---------- MATERIAL PROVIDED

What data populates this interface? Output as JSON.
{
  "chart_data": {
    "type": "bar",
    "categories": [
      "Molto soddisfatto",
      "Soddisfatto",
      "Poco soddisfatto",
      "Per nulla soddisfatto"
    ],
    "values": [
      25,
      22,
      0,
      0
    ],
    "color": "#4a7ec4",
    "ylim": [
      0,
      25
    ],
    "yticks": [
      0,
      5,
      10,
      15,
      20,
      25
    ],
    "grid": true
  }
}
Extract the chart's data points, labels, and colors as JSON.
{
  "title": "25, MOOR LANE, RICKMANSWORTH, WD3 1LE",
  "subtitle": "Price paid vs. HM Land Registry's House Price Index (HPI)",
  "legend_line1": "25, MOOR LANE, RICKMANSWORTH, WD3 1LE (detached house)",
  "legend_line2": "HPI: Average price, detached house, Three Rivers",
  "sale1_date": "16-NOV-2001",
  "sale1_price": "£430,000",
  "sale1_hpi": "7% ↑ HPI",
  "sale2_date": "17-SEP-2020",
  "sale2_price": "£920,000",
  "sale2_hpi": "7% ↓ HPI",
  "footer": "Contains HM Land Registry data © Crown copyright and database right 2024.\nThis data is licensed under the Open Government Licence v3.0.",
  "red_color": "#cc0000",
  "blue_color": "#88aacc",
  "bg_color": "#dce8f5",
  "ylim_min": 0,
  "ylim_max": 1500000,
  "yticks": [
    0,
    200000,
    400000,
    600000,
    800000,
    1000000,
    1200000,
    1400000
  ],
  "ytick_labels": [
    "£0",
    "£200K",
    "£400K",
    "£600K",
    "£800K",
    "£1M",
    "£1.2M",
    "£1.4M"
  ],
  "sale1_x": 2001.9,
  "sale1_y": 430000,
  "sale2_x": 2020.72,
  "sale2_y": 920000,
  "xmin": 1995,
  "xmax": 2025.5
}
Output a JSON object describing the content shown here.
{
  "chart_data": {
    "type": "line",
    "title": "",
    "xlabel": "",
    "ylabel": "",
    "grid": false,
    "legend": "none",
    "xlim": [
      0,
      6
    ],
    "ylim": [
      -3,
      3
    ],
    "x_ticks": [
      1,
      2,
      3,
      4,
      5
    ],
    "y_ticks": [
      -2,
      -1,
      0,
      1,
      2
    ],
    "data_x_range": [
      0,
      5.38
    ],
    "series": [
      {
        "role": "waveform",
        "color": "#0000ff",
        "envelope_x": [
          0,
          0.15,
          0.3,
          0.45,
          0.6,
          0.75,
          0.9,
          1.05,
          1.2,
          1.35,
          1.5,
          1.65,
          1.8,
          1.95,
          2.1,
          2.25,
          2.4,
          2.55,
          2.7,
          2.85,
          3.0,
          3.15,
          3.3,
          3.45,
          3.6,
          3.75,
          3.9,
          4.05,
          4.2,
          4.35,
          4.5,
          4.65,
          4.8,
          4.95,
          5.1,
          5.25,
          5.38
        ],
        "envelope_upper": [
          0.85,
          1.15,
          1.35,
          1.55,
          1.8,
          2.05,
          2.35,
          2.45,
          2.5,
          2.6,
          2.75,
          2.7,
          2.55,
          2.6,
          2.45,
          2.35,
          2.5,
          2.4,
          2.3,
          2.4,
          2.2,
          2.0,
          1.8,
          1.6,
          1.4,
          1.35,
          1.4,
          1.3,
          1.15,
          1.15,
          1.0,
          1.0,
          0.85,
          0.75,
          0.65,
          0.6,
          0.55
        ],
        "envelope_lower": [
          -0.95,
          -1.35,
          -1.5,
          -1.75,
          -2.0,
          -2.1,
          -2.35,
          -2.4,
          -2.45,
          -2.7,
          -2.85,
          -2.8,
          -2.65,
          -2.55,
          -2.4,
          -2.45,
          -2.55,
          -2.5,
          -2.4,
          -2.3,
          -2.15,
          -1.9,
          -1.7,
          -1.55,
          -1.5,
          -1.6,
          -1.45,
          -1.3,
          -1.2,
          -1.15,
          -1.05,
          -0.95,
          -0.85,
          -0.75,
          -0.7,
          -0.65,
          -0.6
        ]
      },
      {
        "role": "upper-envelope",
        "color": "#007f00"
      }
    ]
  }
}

--------------------

§ **THE TASK**:
Identify every line above with the string "JSON" in it. Copy those lines.

§ **ANSWER TO THE EXERCISE**:
What data populates this interface? Output as JSON.
Extract the chart's data points, labels, and colors as JSON.
Output a JSON object describing the content shown here.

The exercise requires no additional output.